* **Written problem**
Each line below that contains "york" counts once; report the total and nothing more.
— start of Source records —
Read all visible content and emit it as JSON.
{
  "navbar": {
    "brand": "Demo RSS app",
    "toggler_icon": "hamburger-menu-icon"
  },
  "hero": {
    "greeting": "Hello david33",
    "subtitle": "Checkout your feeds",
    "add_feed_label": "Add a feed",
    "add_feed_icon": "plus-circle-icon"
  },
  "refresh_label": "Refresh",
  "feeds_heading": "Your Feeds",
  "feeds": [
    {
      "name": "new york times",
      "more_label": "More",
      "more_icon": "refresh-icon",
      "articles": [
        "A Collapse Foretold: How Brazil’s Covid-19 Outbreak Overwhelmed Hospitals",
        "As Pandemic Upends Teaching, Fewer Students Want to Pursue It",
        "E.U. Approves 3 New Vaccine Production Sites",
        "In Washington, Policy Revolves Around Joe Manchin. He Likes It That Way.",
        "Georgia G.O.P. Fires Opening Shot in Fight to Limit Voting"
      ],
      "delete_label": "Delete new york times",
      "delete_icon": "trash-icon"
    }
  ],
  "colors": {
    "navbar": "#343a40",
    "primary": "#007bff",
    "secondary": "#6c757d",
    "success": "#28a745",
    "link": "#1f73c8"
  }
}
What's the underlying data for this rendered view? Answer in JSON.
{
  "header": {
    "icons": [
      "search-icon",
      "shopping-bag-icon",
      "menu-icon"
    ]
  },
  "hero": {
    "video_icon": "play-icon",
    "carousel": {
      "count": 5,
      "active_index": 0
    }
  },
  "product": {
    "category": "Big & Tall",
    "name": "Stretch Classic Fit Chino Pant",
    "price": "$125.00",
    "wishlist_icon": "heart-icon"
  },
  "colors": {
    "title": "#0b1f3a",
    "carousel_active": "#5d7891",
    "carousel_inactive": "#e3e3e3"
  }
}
— end of Source records —
* **Reply to the task**
2